• [What this task involves]:
Return every line of the data below that includes the string "color".

:: Records to use ::

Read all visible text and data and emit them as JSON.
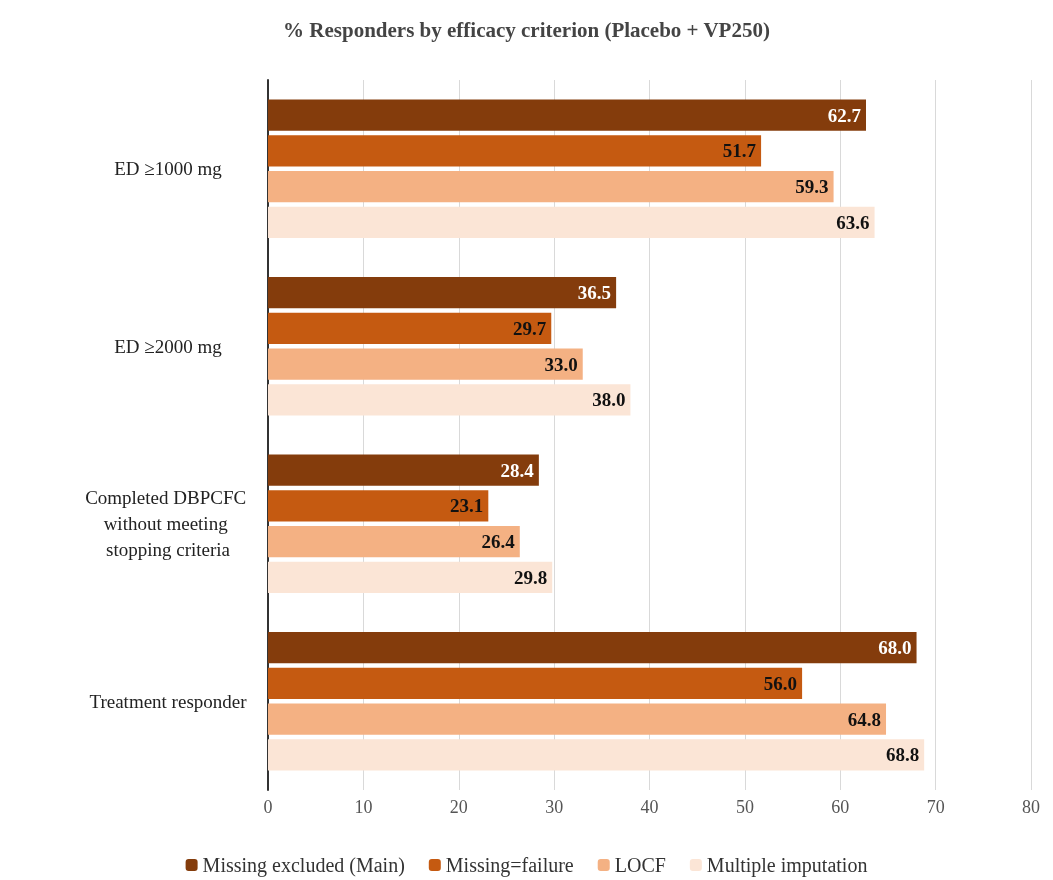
{
  "chart_data": {
    "type": "bar",
    "orientation": "horizontal",
    "title": "% Responders by efficacy criterion (Placebo + VP250)",
    "categories": [
      "ED ≥1000 mg",
      "ED ≥2000 mg",
      "Completed DBPCFC without meeting stopping criteria",
      "Treatment responder"
    ],
    "series": [
      {
        "name": "Missing excluded (Main)",
        "color": "#843c0c",
        "values": [
          62.7,
          36.5,
          28.4,
          68.0
        ],
        "value_labels": [
          "62.7",
          "36.5",
          "28.4",
          "68.0"
        ]
      },
      {
        "name": "Missing=failure",
        "color": "#c55a11",
        "values": [
          51.7,
          29.7,
          23.1,
          56.0
        ],
        "value_labels": [
          "51.7",
          "29.7",
          "23.1",
          "56.0"
        ]
      },
      {
        "name": "LOCF",
        "color": "#f4b183",
        "values": [
          59.3,
          33.0,
          26.4,
          64.8
        ],
        "value_labels": [
          "59.3",
          "33.0",
          "26.4",
          "64.8"
        ]
      },
      {
        "name": "Multiple imputation",
        "color": "#fbe5d6",
        "values": [
          63.6,
          38.0,
          29.8,
          68.8
        ],
        "value_labels": [
          "63.6",
          "38.0",
          "29.8",
          "68.8"
        ]
      }
    ],
    "xlim": [
      0,
      80
    ],
    "xticks": [
      0,
      10,
      20,
      30,
      40,
      50,
      60,
      70,
      80
    ],
    "grid": "x",
    "legend": "bottom"
  }
}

:::

• [Task answer]:
        "color": "#843c0c",
        "color": "#c55a11",
        "color": "#f4b183",
        "color": "#fbe5d6",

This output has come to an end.